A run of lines
* Begin *

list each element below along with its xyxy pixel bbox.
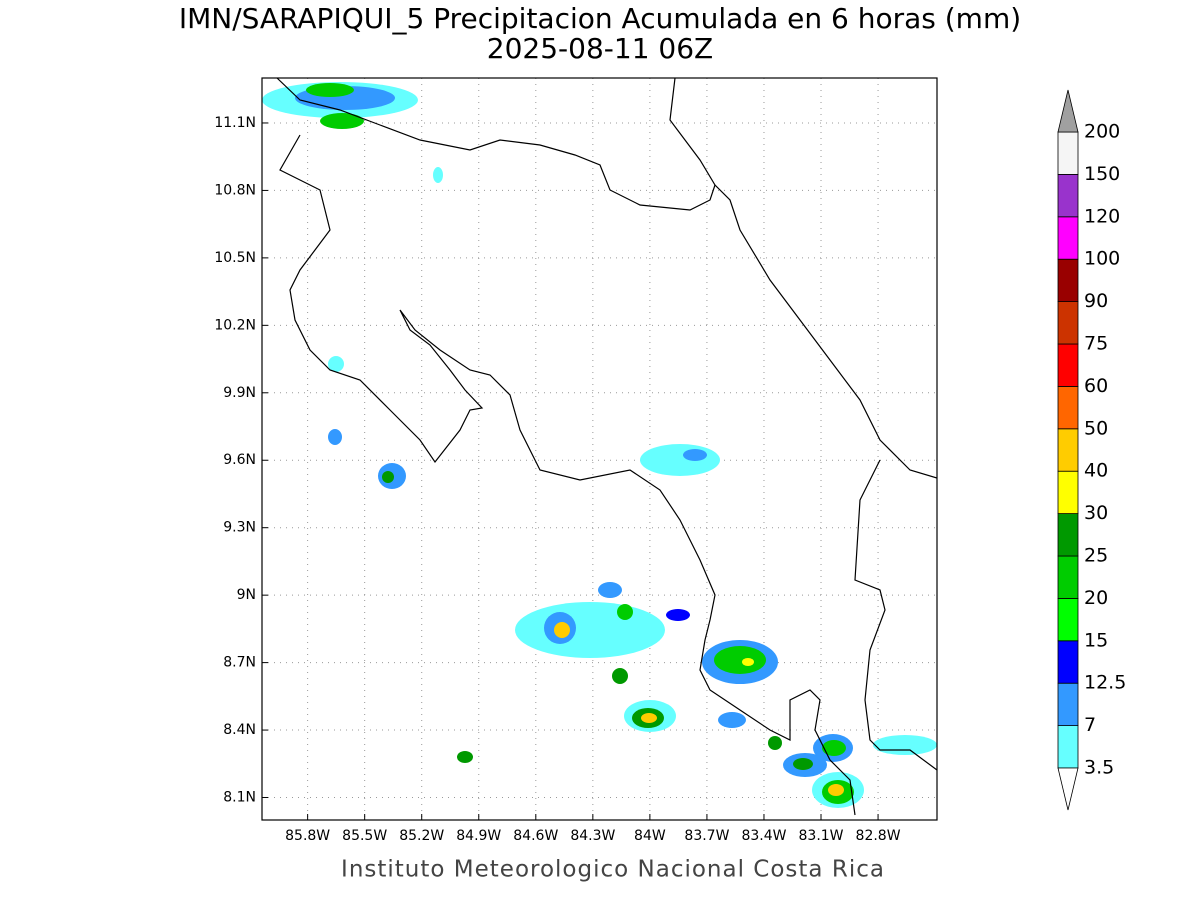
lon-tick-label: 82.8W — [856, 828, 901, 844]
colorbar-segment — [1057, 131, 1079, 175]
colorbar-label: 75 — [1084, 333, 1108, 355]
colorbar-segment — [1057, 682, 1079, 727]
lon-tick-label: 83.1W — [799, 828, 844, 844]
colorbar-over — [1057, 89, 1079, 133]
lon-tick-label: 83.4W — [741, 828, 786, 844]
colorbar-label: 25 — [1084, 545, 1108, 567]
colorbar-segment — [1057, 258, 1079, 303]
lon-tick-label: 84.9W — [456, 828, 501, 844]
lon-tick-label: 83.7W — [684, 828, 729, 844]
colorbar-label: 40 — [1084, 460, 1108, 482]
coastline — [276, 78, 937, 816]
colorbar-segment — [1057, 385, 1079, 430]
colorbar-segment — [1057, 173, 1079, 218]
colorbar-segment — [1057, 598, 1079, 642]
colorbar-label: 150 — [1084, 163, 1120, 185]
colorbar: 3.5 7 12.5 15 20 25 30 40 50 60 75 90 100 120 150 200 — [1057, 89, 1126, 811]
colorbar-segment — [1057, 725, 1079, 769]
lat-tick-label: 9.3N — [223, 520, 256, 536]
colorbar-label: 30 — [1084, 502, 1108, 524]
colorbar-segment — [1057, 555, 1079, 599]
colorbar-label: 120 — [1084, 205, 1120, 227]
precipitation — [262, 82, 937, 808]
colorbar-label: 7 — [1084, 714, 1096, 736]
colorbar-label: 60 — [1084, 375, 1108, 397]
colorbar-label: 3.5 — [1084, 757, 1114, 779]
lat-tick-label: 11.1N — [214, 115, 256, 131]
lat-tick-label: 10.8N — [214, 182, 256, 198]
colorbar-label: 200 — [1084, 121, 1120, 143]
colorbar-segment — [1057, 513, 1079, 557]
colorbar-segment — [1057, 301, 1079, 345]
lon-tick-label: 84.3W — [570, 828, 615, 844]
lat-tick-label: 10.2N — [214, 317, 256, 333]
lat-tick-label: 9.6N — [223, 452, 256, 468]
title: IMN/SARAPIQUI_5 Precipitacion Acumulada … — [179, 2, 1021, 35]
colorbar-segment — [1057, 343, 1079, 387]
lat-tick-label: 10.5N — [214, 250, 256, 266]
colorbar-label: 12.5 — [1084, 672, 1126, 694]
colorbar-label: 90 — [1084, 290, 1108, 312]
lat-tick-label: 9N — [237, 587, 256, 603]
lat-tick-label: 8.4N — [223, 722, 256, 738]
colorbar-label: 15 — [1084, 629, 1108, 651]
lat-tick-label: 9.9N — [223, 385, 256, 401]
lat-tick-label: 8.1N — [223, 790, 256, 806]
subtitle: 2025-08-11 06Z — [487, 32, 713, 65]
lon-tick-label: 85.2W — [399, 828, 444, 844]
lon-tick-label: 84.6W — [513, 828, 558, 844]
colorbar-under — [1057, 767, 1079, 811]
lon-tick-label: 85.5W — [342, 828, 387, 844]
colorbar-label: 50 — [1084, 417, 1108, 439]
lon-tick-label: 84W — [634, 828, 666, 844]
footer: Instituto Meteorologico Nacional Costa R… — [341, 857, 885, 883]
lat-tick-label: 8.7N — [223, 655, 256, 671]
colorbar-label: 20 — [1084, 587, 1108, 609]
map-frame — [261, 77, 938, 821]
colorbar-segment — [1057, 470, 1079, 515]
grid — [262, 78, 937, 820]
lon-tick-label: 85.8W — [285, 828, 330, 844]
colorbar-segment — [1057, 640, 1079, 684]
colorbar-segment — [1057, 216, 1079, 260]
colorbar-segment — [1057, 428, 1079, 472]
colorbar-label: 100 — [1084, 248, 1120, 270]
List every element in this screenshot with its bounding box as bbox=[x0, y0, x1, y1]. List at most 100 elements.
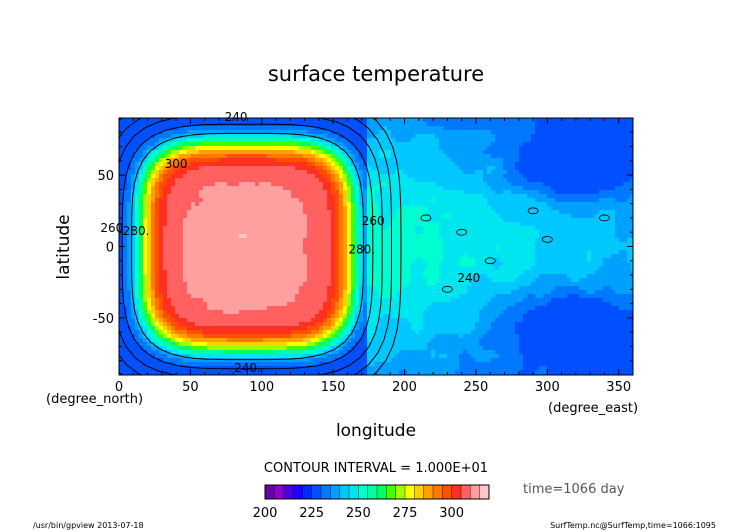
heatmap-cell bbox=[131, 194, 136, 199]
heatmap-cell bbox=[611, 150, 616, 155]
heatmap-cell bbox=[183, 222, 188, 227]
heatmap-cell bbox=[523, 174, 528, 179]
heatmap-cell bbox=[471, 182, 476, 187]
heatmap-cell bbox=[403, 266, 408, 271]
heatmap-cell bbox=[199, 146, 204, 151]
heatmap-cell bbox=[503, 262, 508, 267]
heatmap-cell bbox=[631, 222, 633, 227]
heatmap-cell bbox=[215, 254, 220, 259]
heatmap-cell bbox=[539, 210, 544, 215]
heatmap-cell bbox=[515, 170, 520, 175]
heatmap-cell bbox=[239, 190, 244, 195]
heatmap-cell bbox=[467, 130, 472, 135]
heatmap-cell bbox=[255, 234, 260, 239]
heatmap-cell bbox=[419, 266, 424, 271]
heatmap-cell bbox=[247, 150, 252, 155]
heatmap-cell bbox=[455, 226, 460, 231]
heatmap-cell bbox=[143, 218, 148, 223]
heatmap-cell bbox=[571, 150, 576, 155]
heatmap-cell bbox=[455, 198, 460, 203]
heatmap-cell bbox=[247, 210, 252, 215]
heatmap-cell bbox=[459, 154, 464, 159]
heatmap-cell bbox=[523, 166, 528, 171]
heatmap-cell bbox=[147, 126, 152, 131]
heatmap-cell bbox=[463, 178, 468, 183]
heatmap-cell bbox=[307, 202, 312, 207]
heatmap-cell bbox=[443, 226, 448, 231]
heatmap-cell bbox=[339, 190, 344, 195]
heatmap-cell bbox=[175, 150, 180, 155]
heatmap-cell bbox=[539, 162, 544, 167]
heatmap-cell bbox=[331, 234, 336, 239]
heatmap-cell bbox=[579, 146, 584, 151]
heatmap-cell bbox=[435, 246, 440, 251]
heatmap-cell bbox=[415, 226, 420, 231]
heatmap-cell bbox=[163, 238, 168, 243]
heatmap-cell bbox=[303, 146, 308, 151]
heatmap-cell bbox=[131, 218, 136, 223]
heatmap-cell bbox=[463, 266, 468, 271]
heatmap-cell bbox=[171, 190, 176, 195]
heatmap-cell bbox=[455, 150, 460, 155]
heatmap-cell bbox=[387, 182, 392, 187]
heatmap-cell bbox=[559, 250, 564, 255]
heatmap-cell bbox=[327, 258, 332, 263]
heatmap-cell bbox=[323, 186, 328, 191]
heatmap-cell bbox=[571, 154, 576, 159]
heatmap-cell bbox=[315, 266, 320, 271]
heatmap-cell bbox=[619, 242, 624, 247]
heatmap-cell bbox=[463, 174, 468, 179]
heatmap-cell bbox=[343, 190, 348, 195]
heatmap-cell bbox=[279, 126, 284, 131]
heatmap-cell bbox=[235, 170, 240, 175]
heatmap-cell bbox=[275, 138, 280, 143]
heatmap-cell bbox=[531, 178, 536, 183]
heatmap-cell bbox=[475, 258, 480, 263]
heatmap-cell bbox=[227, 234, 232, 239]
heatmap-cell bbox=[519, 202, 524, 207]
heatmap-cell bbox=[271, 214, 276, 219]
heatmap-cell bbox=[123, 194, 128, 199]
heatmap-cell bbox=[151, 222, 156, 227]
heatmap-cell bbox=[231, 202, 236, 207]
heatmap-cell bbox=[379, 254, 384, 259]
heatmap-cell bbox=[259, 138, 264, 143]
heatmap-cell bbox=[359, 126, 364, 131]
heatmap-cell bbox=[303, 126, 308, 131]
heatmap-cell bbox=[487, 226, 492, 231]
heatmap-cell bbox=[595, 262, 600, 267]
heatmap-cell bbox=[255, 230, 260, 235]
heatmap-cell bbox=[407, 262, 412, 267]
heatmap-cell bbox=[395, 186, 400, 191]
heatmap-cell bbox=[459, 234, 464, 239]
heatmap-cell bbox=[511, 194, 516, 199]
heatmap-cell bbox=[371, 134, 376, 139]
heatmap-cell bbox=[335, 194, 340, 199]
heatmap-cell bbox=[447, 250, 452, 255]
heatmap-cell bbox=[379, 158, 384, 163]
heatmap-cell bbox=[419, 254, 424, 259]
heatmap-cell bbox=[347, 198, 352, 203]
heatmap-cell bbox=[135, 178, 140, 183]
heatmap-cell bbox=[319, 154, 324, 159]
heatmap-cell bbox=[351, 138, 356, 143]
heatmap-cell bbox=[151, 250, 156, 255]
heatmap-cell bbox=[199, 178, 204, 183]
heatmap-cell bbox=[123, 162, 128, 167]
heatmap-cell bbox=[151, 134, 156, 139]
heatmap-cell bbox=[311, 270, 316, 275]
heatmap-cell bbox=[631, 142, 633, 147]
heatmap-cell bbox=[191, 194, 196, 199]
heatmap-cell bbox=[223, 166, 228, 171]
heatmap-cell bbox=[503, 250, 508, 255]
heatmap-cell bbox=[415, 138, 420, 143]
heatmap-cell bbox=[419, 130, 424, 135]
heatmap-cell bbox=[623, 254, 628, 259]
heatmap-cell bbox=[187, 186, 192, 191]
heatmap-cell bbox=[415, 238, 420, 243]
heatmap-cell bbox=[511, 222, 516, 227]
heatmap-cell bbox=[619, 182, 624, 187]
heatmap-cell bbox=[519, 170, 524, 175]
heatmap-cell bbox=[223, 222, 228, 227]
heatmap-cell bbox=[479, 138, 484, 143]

* End *

▶ **What you should do**
Rewrite everything from "heatmap-cell bbox=[131, 194, 136, 199]" down to "heatmap-cell bbox=[235, 170, 240, 175]", replacing "heatmap-cell" with "heatmap-tile" and leaving all else unchanged.

▶ **Result of this task**
heatmap-tile bbox=[131, 194, 136, 199]
heatmap-tile bbox=[611, 150, 616, 155]
heatmap-tile bbox=[183, 222, 188, 227]
heatmap-tile bbox=[523, 174, 528, 179]
heatmap-tile bbox=[471, 182, 476, 187]
heatmap-tile bbox=[403, 266, 408, 271]
heatmap-tile bbox=[199, 146, 204, 151]
heatmap-tile bbox=[503, 262, 508, 267]
heatmap-tile bbox=[631, 222, 633, 227]
heatmap-tile bbox=[215, 254, 220, 259]
heatmap-tile bbox=[539, 210, 544, 215]
heatmap-tile bbox=[515, 170, 520, 175]
heatmap-tile bbox=[239, 190, 244, 195]
heatmap-tile bbox=[467, 130, 472, 135]
heatmap-tile bbox=[255, 234, 260, 239]
heatmap-tile bbox=[419, 266, 424, 271]
heatmap-tile bbox=[247, 150, 252, 155]
heatmap-tile bbox=[455, 226, 460, 231]
heatmap-tile bbox=[143, 218, 148, 223]
heatmap-tile bbox=[571, 150, 576, 155]
heatmap-tile bbox=[455, 198, 460, 203]
heatmap-tile bbox=[247, 210, 252, 215]
heatmap-tile bbox=[459, 154, 464, 159]
heatmap-tile bbox=[523, 166, 528, 171]
heatmap-tile bbox=[147, 126, 152, 131]
heatmap-tile bbox=[463, 178, 468, 183]
heatmap-tile bbox=[307, 202, 312, 207]
heatmap-tile bbox=[443, 226, 448, 231]
heatmap-tile bbox=[339, 190, 344, 195]
heatmap-tile bbox=[175, 150, 180, 155]
heatmap-tile bbox=[539, 162, 544, 167]
heatmap-tile bbox=[331, 234, 336, 239]
heatmap-tile bbox=[579, 146, 584, 151]
heatmap-tile bbox=[435, 246, 440, 251]
heatmap-tile bbox=[415, 226, 420, 231]
heatmap-tile bbox=[163, 238, 168, 243]
heatmap-tile bbox=[303, 146, 308, 151]
heatmap-tile bbox=[131, 218, 136, 223]
heatmap-tile bbox=[463, 266, 468, 271]
heatmap-tile bbox=[171, 190, 176, 195]
heatmap-tile bbox=[455, 150, 460, 155]
heatmap-tile bbox=[387, 182, 392, 187]
heatmap-tile bbox=[559, 250, 564, 255]
heatmap-tile bbox=[327, 258, 332, 263]
heatmap-tile bbox=[323, 186, 328, 191]
heatmap-tile bbox=[571, 154, 576, 159]
heatmap-tile bbox=[315, 266, 320, 271]
heatmap-tile bbox=[619, 242, 624, 247]
heatmap-tile bbox=[463, 174, 468, 179]
heatmap-tile bbox=[343, 190, 348, 195]
heatmap-tile bbox=[279, 126, 284, 131]
heatmap-tile bbox=[235, 170, 240, 175]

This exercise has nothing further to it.